··· Information supplied

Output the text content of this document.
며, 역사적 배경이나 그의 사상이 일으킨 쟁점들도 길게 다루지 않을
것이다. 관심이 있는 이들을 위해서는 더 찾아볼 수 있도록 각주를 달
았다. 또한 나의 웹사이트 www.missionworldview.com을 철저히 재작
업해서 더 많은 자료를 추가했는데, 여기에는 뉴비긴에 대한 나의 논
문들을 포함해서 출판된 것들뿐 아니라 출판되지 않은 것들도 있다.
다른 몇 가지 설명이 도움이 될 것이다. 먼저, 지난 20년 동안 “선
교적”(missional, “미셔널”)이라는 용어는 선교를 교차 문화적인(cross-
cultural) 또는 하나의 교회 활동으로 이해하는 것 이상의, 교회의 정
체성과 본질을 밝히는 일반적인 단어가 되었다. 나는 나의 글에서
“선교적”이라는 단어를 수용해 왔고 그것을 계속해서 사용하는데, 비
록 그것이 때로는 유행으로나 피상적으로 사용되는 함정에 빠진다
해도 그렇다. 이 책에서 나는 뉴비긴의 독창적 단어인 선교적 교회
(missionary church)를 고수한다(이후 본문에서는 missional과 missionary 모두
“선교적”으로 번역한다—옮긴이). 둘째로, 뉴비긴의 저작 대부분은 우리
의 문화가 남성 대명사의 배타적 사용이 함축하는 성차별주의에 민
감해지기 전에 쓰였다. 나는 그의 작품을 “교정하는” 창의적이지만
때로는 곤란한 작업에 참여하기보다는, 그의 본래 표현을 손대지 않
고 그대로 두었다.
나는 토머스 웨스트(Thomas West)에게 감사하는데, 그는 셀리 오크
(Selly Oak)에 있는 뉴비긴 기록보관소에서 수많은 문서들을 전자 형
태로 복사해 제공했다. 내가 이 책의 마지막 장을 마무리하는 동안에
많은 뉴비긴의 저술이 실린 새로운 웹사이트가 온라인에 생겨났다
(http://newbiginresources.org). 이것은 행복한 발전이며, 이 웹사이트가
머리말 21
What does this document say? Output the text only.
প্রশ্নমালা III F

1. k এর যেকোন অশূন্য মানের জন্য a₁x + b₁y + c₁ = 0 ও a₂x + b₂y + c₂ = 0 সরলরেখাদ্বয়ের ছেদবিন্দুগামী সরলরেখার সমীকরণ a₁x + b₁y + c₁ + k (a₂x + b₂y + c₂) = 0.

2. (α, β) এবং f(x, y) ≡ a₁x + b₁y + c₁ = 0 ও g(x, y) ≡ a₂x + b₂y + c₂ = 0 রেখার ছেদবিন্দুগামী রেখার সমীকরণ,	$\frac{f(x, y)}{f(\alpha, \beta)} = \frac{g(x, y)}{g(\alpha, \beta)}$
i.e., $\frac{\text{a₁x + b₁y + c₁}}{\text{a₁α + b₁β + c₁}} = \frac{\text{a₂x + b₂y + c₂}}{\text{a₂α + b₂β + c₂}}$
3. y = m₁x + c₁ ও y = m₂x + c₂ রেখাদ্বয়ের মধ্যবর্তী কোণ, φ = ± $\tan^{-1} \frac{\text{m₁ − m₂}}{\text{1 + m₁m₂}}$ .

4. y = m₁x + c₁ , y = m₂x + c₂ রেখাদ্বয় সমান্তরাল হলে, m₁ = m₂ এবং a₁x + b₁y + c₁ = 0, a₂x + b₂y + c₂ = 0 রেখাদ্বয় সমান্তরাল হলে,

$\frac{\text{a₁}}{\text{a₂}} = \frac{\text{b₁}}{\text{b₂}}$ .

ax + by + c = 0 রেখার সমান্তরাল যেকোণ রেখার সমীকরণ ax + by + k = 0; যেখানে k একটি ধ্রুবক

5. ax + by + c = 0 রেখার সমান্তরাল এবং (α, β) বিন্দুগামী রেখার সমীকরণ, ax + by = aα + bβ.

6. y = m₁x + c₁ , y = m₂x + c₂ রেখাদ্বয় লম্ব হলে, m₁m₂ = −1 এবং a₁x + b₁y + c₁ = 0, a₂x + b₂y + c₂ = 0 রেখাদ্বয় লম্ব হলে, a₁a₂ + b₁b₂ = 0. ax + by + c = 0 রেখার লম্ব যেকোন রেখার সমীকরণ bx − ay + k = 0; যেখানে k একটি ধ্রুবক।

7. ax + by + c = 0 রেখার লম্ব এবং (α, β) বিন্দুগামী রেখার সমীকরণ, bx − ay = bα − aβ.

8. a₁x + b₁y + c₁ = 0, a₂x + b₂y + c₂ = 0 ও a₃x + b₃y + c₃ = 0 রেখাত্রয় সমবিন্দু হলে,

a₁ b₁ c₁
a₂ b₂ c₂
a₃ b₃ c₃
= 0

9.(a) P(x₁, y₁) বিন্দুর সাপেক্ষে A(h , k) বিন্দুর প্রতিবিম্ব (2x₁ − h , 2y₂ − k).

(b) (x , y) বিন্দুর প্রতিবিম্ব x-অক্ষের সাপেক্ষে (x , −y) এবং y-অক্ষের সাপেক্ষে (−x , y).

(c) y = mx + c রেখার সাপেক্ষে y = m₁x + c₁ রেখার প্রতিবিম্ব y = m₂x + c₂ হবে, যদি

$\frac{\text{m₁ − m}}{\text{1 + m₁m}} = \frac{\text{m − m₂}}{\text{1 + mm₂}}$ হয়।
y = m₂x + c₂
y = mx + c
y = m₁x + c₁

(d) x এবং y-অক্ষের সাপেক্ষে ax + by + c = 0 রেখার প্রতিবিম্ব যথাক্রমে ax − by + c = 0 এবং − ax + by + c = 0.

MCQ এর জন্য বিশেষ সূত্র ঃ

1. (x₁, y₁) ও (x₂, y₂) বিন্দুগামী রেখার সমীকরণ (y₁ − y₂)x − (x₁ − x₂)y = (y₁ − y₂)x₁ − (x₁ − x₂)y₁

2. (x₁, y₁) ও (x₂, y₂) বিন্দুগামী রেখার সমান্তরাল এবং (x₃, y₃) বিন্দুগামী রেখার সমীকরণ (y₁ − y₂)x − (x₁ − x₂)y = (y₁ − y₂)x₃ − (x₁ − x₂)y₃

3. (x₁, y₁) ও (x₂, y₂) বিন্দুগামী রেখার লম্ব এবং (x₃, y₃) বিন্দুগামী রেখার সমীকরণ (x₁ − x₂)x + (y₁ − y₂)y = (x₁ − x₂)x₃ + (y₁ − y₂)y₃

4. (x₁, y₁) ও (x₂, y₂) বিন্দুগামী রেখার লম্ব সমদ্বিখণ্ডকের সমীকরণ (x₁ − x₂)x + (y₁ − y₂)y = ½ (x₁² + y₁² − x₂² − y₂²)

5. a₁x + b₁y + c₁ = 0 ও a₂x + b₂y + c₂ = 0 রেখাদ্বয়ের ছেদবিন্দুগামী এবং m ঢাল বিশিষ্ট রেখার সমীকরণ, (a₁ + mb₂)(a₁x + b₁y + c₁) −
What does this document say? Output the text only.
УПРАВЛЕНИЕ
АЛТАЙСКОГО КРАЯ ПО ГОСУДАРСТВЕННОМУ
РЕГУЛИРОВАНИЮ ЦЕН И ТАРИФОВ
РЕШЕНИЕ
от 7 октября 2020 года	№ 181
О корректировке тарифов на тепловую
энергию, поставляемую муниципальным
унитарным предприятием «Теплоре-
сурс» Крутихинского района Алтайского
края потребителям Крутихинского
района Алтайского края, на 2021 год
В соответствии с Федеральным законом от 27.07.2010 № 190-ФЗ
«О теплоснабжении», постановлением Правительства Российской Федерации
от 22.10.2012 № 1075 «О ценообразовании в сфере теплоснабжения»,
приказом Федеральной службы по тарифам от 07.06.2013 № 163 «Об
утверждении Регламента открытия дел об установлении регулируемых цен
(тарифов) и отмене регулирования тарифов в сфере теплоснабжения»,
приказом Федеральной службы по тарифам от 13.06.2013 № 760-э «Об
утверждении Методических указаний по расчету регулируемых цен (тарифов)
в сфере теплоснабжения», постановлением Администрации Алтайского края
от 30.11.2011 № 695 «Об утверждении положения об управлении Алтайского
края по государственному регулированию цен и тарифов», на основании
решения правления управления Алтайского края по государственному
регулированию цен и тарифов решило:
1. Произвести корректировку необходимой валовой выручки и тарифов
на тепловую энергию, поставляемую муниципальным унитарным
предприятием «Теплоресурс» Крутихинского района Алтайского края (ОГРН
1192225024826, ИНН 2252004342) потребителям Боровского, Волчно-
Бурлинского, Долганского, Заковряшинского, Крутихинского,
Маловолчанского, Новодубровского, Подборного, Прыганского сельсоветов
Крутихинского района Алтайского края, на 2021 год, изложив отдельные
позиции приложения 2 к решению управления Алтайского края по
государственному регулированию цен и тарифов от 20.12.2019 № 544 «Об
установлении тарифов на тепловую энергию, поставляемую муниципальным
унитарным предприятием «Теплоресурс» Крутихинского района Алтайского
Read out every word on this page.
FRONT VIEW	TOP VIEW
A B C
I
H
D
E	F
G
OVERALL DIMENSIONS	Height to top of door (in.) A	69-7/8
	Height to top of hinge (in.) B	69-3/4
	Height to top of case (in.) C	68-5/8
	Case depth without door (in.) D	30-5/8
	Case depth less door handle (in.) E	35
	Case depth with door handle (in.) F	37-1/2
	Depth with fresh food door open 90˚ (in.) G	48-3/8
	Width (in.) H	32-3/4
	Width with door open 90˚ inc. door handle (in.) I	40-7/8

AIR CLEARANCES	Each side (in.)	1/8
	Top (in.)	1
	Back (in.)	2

······

Aim => The lines to collect are those holding the string "text"; copy them all.

Answer =>
Output the text content of this document.
What does this document say? Output the text only.
i.e., $\frac{\text{a₁x + b₁y + c₁}}{\text{a₁α + b₁β + c₁}} = \frac{\text{a₂x + b₂y + c₂}}{\text{a₂α + b₂β + c₂}}$
3. y = m₁x + c₁ ও y = m₂x + c₂ রেখাদ্বয়ের মধ্যবর্তী কোণ, φ = ± $\tan^{-1} \frac{\text{m₁ − m₂}}{\text{1 + m₁m₂}}$ .
$\frac{\text{a₁}}{\text{a₂}} = \frac{\text{b₁}}{\text{b₂}}$ .
$\frac{\text{m₁ − m}}{\text{1 + m₁m}} = \frac{\text{m − m₂}}{\text{1 + mm₂}}$ হয়।
What does this document say? Output the text only.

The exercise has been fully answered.